Start Material for this exercise

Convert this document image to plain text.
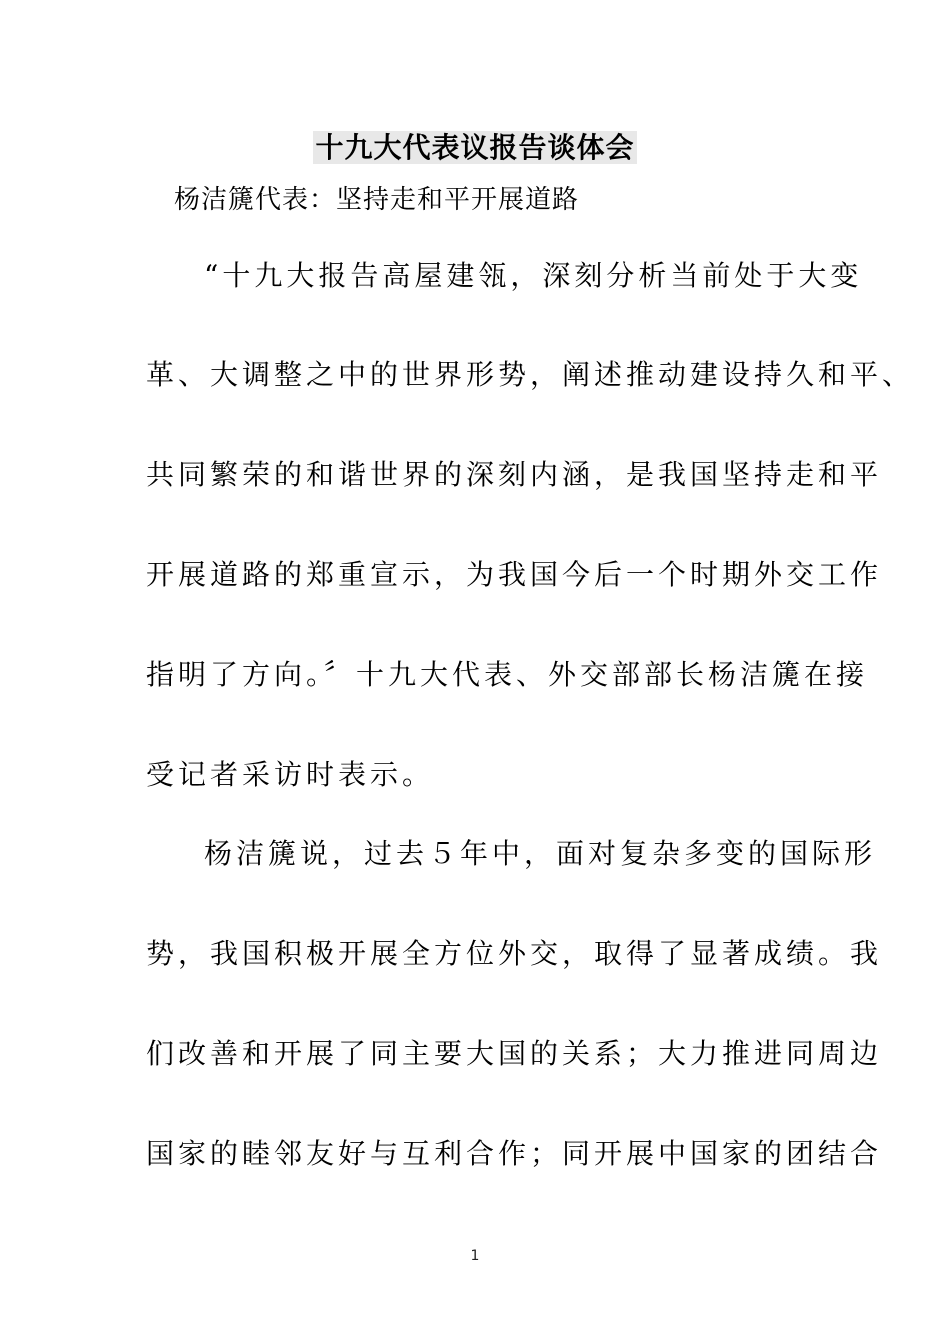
十九大代表议报告谈体会
杨洁篪代表：坚持走和平开展道路
“十九大报告高屋建瓴，深刻分析当前处于大变
革、大调整之中的世界形势，阐述推动建设持久和平、
共同繁荣的和谐世界的深刻内涵，是我国坚持走和平
开展道路的郑重宣示，为我国今后一个时期外交工作
指明了方向。〞十九大代表、外交部部长杨洁篪在接
受记者采访时表示。
杨洁篪说，过去５年中，面对复杂多变的国际形
势，我国积极开展全方位外交，取得了显著成绩。我
们改善和开展了同主要大国的关系；大力推进同周边
国家的睦邻友好与互利合作；同开展中国家的团结合
1
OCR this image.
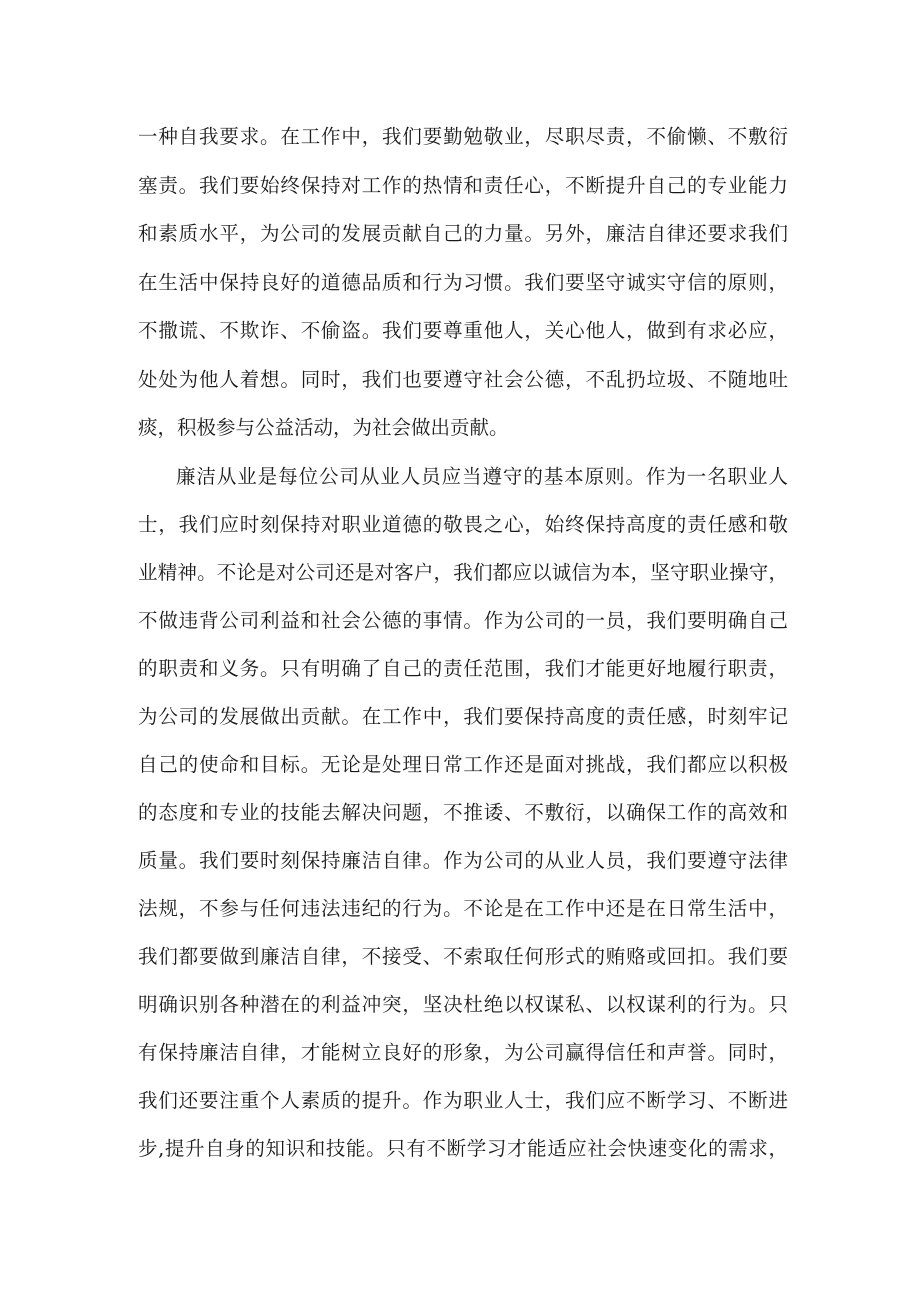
一种自我要求。在工作中，我们要勤勉敬业，尽职尽责，不偷懒、不敷衍
塞责。我们要始终保持对工作的热情和责任心，不断提升自己的专业能力
和素质水平，为公司的发展贡献自己的力量。另外，廉洁自律还要求我们
在生活中保持良好的道德品质和行为习惯。我们要坚守诚实守信的原则，
不撒谎、不欺诈、不偷盗。我们要尊重他人，关心他人，做到有求必应，
处处为他人着想。同时，我们也要遵守社会公德，不乱扔垃圾、不随地吐
痰，积极参与公益活动，为社会做出贡献。
廉洁从业是每位公司从业人员应当遵守的基本原则。作为一名职业人
士，我们应时刻保持对职业道德的敬畏之心，始终保持高度的责任感和敬
业精神。不论是对公司还是对客户，我们都应以诚信为本，坚守职业操守，
不做违背公司利益和社会公德的事情。作为公司的一员，我们要明确自己
的职责和义务。只有明确了自己的责任范围，我们才能更好地履行职责，
为公司的发展做出贡献。在工作中，我们要保持高度的责任感，时刻牢记
自己的使命和目标。无论是处理日常工作还是面对挑战，我们都应以积极
的态度和专业的技能去解决问题，不推诿、不敷衍，以确保工作的高效和
质量。我们要时刻保持廉洁自律。作为公司的从业人员，我们要遵守法律
法规，不参与任何违法违纪的行为。不论是在工作中还是在日常生活中，
我们都要做到廉洁自律，不接受、不索取任何形式的贿赂或回扣。我们要
明确识别各种潜在的利益冲突，坚决杜绝以权谋私、以权谋利的行为。只
有保持廉洁自律，才能树立良好的形象，为公司赢得信任和声誉。同时，
我们还要注重个人素质的提升。作为职业人士，我们应不断学习、不断进
步,提升自身的知识和技能。只有不断学习才能适应社会快速变化的需求，
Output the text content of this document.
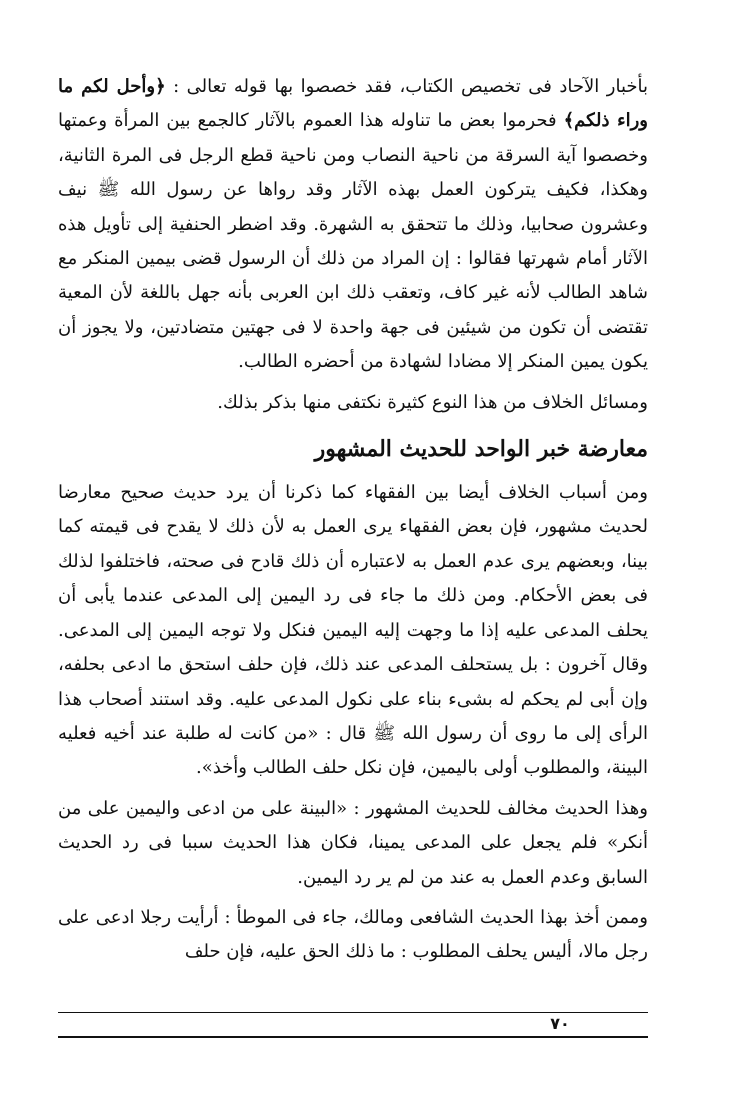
بأخبار الآحاد فى تخصيص الكتاب، فقد خصصوا بها قوله تعالى : ﴿وأحل لكم ما وراء ذلكم﴾ فحرموا بعض ما تناوله هذا العموم بالآثار كالجمع بين المرأة وعمتها وخصصوا آية السرقة من ناحية النصاب ومن ناحية قطع الرجل فى المرة الثانية، وهكذا، فكيف يتركون العمل بهذه الآثار وقد رواها عن رسول الله ﷺ نيف وعشرون صحابيا، وذلك ما تتحقق به الشهرة. وقد اضطر الحنفية إلى تأويل هذه الآثار أمام شهرتها فقالوا : إن المراد من ذلك أن الرسول قضى بيمين المنكر مع شاهد الطالب لأنه غير كاف، وتعقب ذلك ابن العربى بأنه جهل باللغة لأن المعية تقتضى أن تكون من شيئين فى جهة واحدة لا فى جهتين متضادتين، ولا يجوز أن يكون يمين المنكر إلا مضادا لشهادة من أحضره الطالب.

ومسائل الخلاف من هذا النوع كثيرة نكتفى منها بذكر بذلك.

معارضة خبر الواحد للحديث المشهور

ومن أسباب الخلاف أيضا بين الفقهاء كما ذكرنا أن يرد حديث صحيح معارضا لحديث مشهور، فإن بعض الفقهاء يرى العمل به لأن ذلك لا يقدح فى قيمته كما بينا، وبعضهم يرى عدم العمل به لاعتباره أن ذلك قادح فى صحته، فاختلفوا لذلك فى بعض الأحكام. ومن ذلك ما جاء فى رد اليمين إلى المدعى عندما يأبى أن يحلف المدعى عليه إذا ما وجهت إليه اليمين فنكل ولا توجه اليمين إلى المدعى. وقال آخرون : بل يستحلف المدعى عند ذلك، فإن حلف استحق ما ادعى بحلفه، وإن أبى لم يحكم له بشىء بناء على نكول المدعى عليه. وقد استند أصحاب هذا الرأى إلى ما روى أن رسول الله ﷺ قال : «من كانت له طلبة عند أخيه فعليه البينة، والمطلوب أولى باليمين، فإن نكل حلف الطالب وأخذ».

وهذا الحديث مخالف للحديث المشهور : «البينة على من ادعى واليمين على من أنكر» فلم يجعل على المدعى يمينا، فكان هذا الحديث سببا فى رد الحديث السابق وعدم العمل به عند من لم ير رد اليمين.

وممن أخذ بهذا الحديث الشافعى ومالك، جاء فى الموطأ : أرأيت رجلا ادعى على رجل مالا، أليس يحلف المطلوب : ما ذلك الحق عليه، فإن حلف

٧٠
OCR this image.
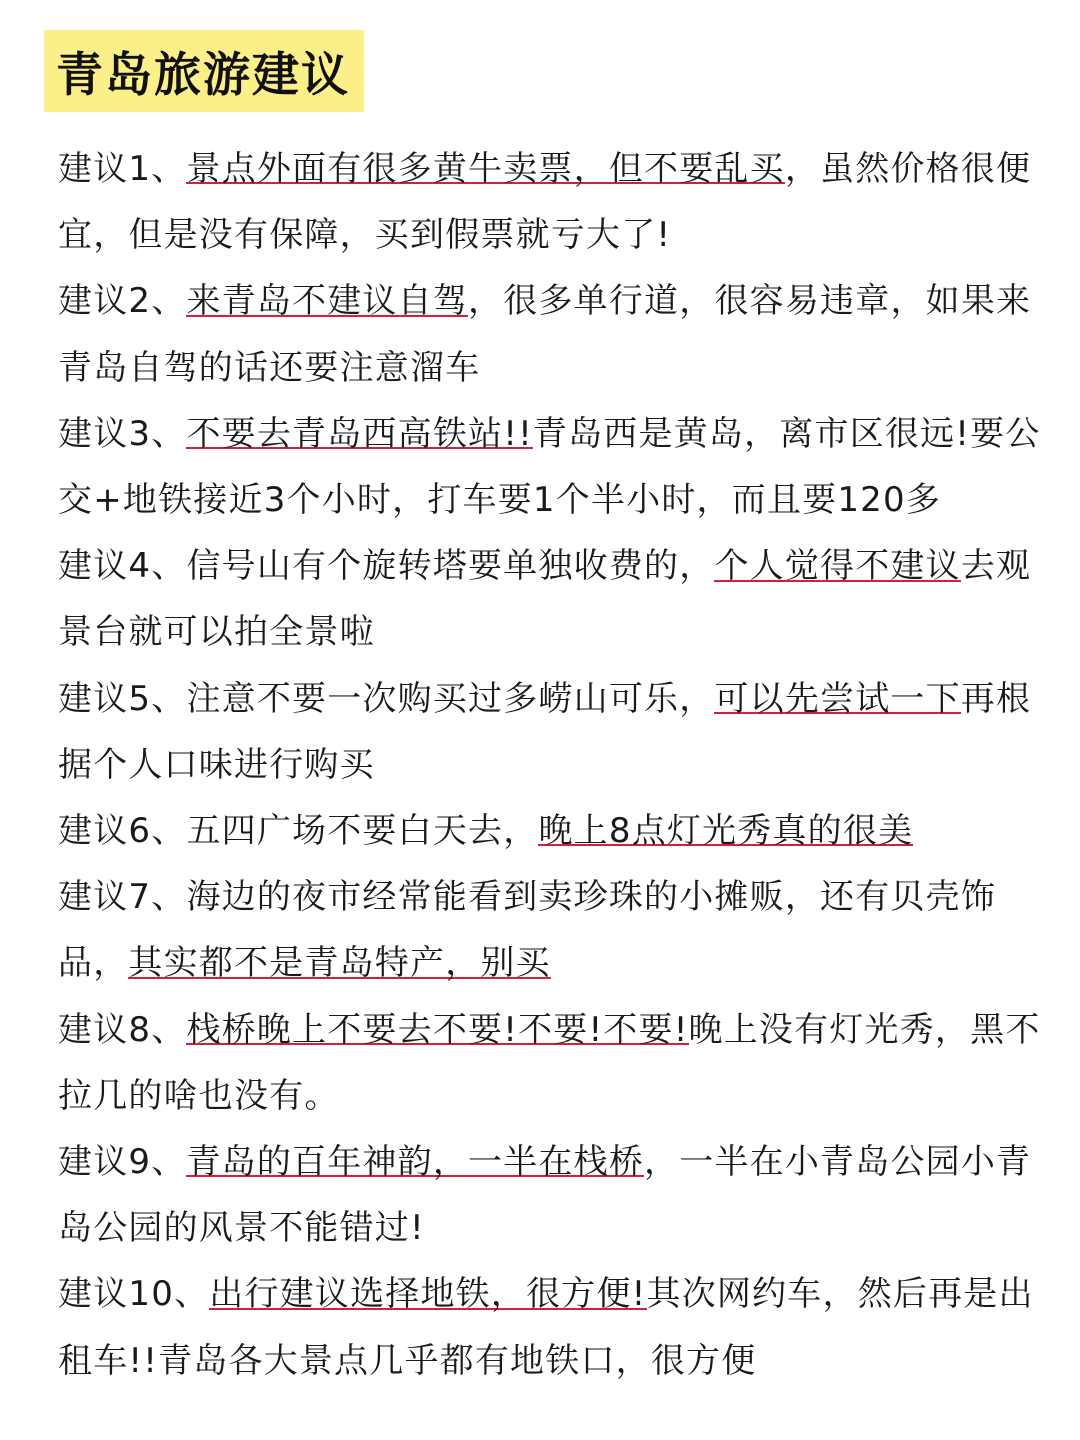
青岛旅游建议

建议1、景点外面有很多黄牛卖票，但不要乱买，虽然价格很便宜，但是没有保障，买到假票就亏大了!

建议2、来青岛不建议自驾，很多单行道，很容易违章，如果来青岛自驾的话还要注意溜车

建议3、不要去青岛西高铁站!!青岛西是黄岛，离市区很远!要公交+地铁接近3个小时，打车要1个半小时，而且要120多

建议4、信号山有个旋转塔要单独收费的，个人觉得不建议去观景台就可以拍全景啦

建议5、注意不要一次购买过多崂山可乐，可以先尝试一下再根据个人口味进行购买

建议6、五四广场不要白天去，晚上8点灯光秀真的很美

建议7、海边的夜市经常能看到卖珍珠的小摊贩，还有贝壳饰品，其实都不是青岛特产，别买

建议8、栈桥晚上不要去不要!不要!不要!晚上没有灯光秀，黑不拉几的啥也没有。

建议9、青岛的百年神韵，一半在栈桥，一半在小青岛公园小青岛公园的风景不能错过!

建议10、出行建议选择地铁，很方便!其次网约车，然后再是出租车!!青岛各大景点几乎都有地铁口，很方便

End Material for this exercise

▸ **Your task**:
Find the lines containing "للحديث" and pull them out.

▸ **Task response**:
معارضة خبر الواحد للحديث المشهور
وهذا الحديث مخالف للحديث المشهور : «البينة على من ادعى واليمين على من أنكر» فلم يجعل على المدعى يمينا، فكان هذا الحديث سببا فى رد الحديث السابق وعدم العمل به عند من لم ير رد اليمين.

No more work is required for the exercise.